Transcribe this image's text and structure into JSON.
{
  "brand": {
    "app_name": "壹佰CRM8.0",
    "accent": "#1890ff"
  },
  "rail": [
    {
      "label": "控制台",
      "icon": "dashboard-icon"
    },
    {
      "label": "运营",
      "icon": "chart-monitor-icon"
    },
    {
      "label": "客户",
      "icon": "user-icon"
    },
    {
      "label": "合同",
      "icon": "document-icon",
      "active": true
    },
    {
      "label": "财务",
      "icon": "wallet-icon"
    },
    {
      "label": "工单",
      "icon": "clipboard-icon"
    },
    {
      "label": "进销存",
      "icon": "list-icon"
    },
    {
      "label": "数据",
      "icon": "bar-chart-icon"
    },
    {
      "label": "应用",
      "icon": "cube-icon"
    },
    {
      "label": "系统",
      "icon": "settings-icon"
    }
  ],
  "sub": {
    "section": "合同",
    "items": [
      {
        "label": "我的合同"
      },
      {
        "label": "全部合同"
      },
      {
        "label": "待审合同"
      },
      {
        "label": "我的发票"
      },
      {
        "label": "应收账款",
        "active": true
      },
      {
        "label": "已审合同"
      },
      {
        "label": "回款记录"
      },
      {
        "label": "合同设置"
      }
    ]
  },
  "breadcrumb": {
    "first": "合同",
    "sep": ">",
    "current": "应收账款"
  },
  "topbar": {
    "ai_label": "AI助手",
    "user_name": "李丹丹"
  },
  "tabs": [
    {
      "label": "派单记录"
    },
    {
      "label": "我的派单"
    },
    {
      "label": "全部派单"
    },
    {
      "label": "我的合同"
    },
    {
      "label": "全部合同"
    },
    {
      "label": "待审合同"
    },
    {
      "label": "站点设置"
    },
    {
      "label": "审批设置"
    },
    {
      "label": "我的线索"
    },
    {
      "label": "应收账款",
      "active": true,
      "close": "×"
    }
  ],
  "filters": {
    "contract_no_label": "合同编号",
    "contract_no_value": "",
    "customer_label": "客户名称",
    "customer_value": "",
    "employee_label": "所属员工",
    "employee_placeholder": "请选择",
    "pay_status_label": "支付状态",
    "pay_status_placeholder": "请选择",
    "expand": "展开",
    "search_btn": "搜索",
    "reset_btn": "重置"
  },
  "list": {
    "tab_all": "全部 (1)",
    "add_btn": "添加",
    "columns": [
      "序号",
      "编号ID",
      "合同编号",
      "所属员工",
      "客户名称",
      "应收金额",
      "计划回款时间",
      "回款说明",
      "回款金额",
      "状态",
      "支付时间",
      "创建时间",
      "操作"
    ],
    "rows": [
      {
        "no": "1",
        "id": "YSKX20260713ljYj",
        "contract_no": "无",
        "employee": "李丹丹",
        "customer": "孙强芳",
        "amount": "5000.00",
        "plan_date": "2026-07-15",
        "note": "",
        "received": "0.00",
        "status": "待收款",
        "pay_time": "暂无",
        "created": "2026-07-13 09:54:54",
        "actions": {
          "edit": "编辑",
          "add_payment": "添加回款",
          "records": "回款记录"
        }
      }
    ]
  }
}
==
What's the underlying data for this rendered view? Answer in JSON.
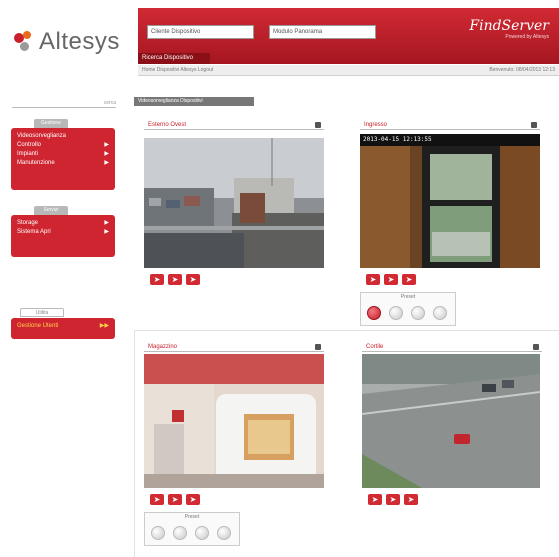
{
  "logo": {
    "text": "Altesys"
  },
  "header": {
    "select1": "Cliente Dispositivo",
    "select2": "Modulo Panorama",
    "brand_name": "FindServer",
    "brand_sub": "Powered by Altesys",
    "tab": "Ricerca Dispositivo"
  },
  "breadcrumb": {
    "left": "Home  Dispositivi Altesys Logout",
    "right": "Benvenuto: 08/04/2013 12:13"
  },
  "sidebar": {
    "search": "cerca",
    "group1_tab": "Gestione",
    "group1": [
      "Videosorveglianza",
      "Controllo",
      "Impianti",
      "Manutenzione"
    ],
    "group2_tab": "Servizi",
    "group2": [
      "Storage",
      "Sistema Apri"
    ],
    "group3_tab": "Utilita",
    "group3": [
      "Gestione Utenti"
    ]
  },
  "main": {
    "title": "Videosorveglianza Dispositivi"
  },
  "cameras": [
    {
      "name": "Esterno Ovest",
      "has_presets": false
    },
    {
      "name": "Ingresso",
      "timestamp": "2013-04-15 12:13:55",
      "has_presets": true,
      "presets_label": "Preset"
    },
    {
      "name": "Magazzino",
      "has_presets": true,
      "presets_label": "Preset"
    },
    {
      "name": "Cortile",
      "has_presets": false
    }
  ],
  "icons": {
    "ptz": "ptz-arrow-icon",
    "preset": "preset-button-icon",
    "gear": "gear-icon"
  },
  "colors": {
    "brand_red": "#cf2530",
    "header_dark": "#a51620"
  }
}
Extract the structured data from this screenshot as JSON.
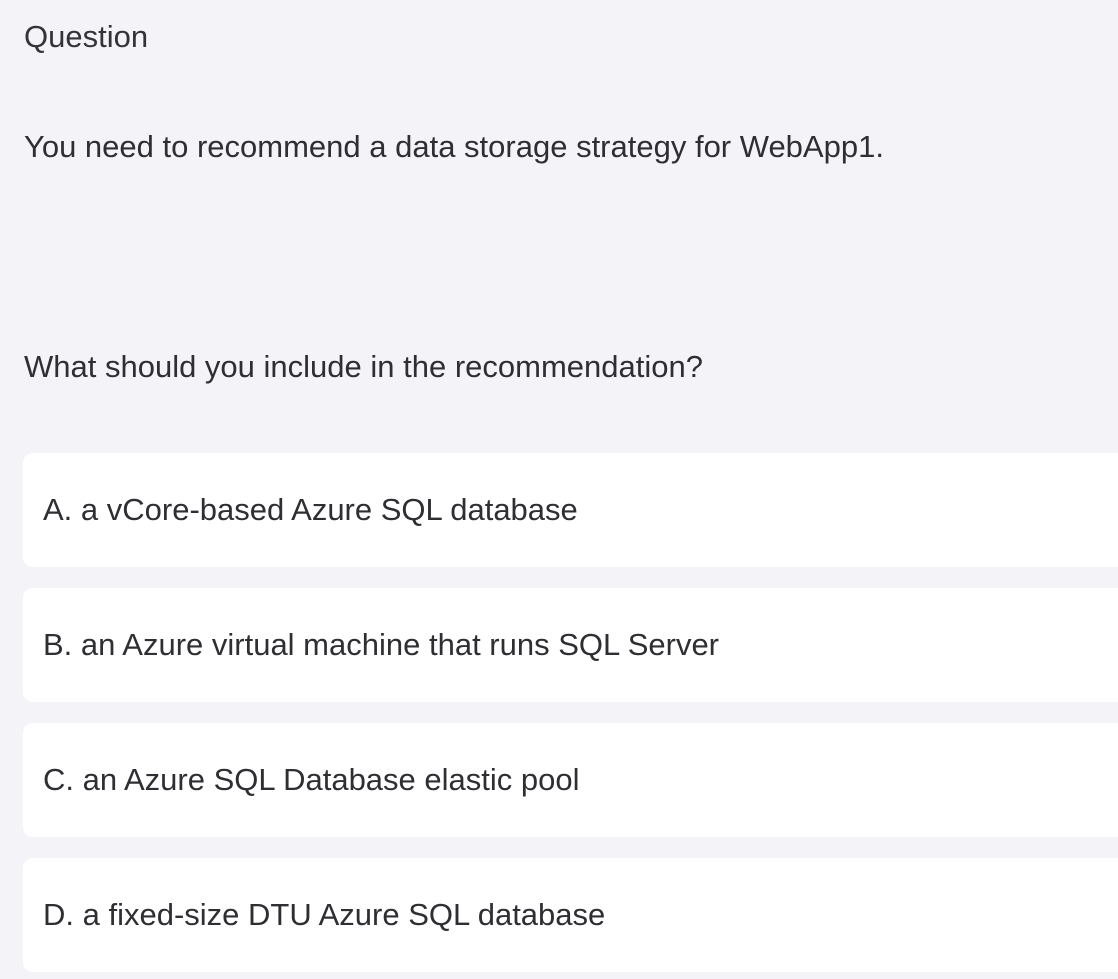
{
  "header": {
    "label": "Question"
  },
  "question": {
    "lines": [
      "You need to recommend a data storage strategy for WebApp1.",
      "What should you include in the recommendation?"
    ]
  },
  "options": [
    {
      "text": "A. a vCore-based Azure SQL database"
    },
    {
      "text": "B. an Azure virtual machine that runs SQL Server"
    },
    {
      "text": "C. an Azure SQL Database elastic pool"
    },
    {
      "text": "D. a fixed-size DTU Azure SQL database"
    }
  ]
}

#### [Description of the task]
Using the records above, find and show each line with the string "Dispositivi".

#### [Answer below]
    "left": "Home  Dispositivi Altesys Logout",
    "title": "Videosorveglianza Dispositivi"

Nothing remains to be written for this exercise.